What is expected: Keep the pictures out and restate every record exactly.
[Start]
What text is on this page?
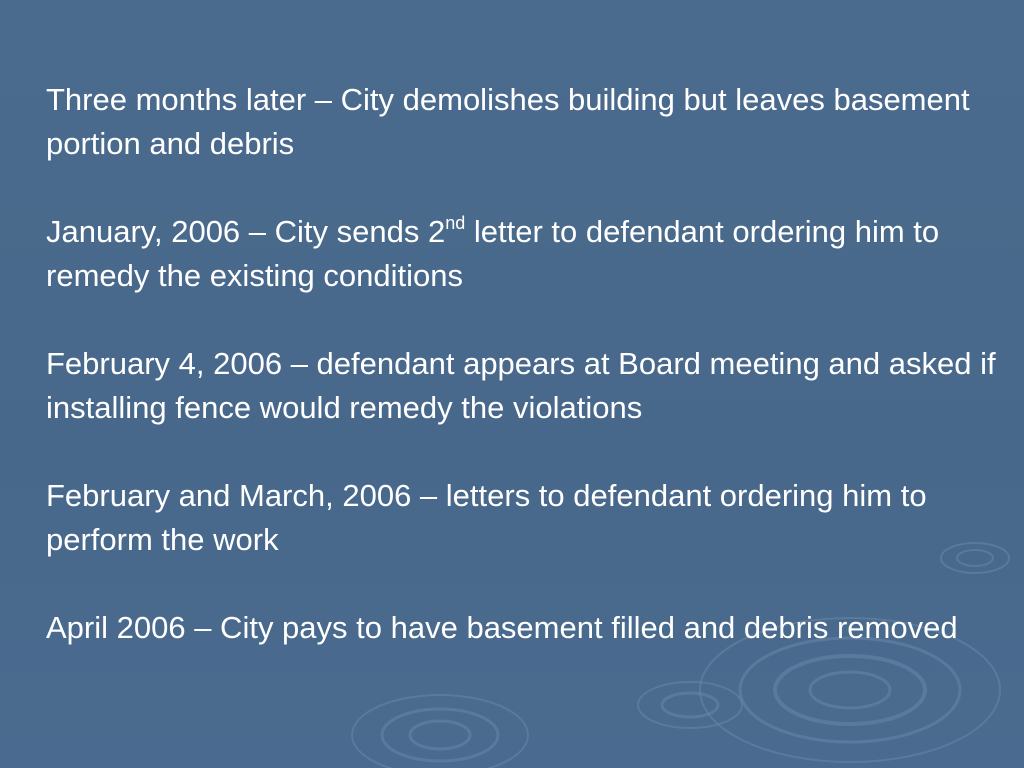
Three months later – City demolishes building but leaves basement portion and debris

January, 2006 – City sends 2nd letter to defendant ordering him to remedy the existing conditions

February 4, 2006 – defendant appears at Board meeting and asked if installing fence would remedy the violations

February and March, 2006 – letters to defendant ordering him to perform the work

April 2006 – City pays to have basement filled and debris removed
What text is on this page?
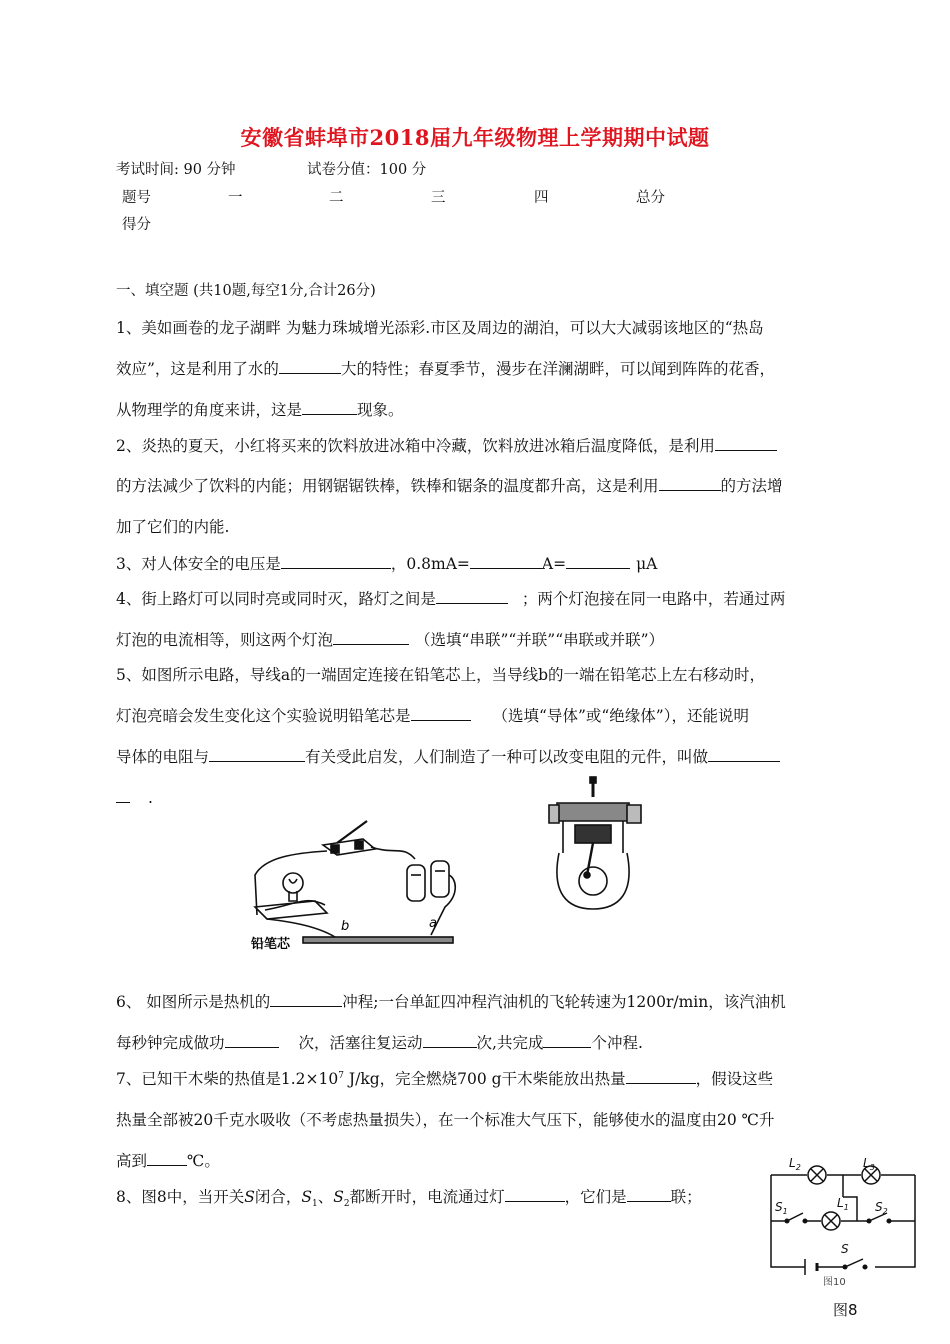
安徽省蚌埠市2018届九年级物理上学期期中试题
考试时间: 90 分钟	试卷分值：100 分
题号	一	二	三	四	总分
得分
一、填空题 (共10题,每空1分,合计26分)
1、美如画卷的龙子湖畔 为魅力珠城增光添彩.市区及周边的湖泊，可以大大减弱该地区的“热岛
效应”，这是利用了水的	大的特性；春夏季节，漫步在洋澜湖畔，可以闻到阵阵的花香，
从物理学的角度来讲，这是	现象。
2、炎热的夏天，小红将买来的饮料放进冰箱中冷藏，饮料放进冰箱后温度降低，是利用
的方法减少了饮料的内能；用钢锯锯铁棒，铁棒和锯条的温度都升高，这是利用	的方法增
加了它们的内能.
3、对人体安全的电压是	，0.8mA=	A=	μA
4、街上路灯可以同时亮或同时灭，路灯之间是	；两个灯泡接在同一电路中，若通过两
灯泡的电流相等，则这两个灯泡	（选填“串联”“并联”“串联或并联”）
5、如图所示电路，导线a的一端固定连接在铅笔芯上，当导线b的一端在铅笔芯上左右移动时，
灯泡亮暗会发生变化这个实验说明铅笔芯是	（选填“导体”或“绝缘体”），还能说明
导体的电阻与	有关受此启发，人们制造了一种可以改变电阻的元件，叫做
.
b	a
铅笔芯
6、 如图所示是热机的	冲程;一台单缸四冲程汽油机的飞轮转速为1200r/min，该汽油机
每秒钟完成做功	次，活塞往复运动	次,共完成	个冲程.
7、已知干木柴的热值是$1.2\times 10^7$ J/kg，完全燃烧700 g干木柴能放出热量	，假设这些
热量全部被20千克水吸收（不考虑热量损失），在一个标准大气压下，能够使水的温度由20 ℃升
高到	℃。
8、图8中，当开关S闭合，$S_1$、$S_2$都断开时，电流通过灯	，它们是	联；
$L_2$	$L_3$
$L_1$
$S_1$	$S_2$
S
图10
图8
[End]
Exercise solution:
What text is on this page?
Three months later – City demolishes building but leaves basement portion and debris

January, 2006 – City sends 2nd letter to defendant ordering him to remedy the existing conditions

February 4, 2006 – defendant appears at Board meeting and asked if installing fence would remedy the violations

February and March, 2006 – letters to defendant ordering him to perform the work

April 2006 – City pays to have basement filled and debris removed
What text is on this page?
安徽省蚌埠市2018届九年级物理上学期期中试题
考试时间: 90 分钟	试卷分值：100 分
题号	一	二	三	四	总分
得分
一、填空题 (共10题,每空1分,合计26分)
1、美如画卷的龙子湖畔 为魅力珠城增光添彩.市区及周边的湖泊，可以大大减弱该地区的“热岛
效应”，这是利用了水的	大的特性；春夏季节，漫步在洋澜湖畔，可以闻到阵阵的花香，
从物理学的角度来讲，这是	现象。
2、炎热的夏天，小红将买来的饮料放进冰箱中冷藏，饮料放进冰箱后温度降低，是利用
的方法减少了饮料的内能；用钢锯锯铁棒，铁棒和锯条的温度都升高，这是利用	的方法增
加了它们的内能.
3、对人体安全的电压是	，0.8mA=	A=	μA
4、街上路灯可以同时亮或同时灭，路灯之间是	；两个灯泡接在同一电路中，若通过两
灯泡的电流相等，则这两个灯泡	（选填“串联”“并联”“串联或并联”）
5、如图所示电路，导线a的一端固定连接在铅笔芯上，当导线b的一端在铅笔芯上左右移动时，
灯泡亮暗会发生变化这个实验说明铅笔芯是	（选填“导体”或“绝缘体”），还能说明
导体的电阻与	有关受此启发，人们制造了一种可以改变电阻的元件，叫做
.
b	a
铅笔芯
6、 如图所示是热机的	冲程;一台单缸四冲程汽油机的飞轮转速为1200r/min，该汽油机
每秒钟完成做功	次，活塞往复运动	次,共完成	个冲程.
7、已知干木柴的热值是$1.2\times 10^7$ J/kg，完全燃烧700 g干木柴能放出热量	，假设这些
热量全部被20千克水吸收（不考虑热量损失），在一个标准大气压下，能够使水的温度由20 ℃升
高到	℃。
8、图8中，当开关S闭合，$S_1$、$S_2$都断开时，电流通过灯	，它们是	联；
$L_2$	$L_3$
$L_1$
$S_1$	$S_2$
S
图10
图8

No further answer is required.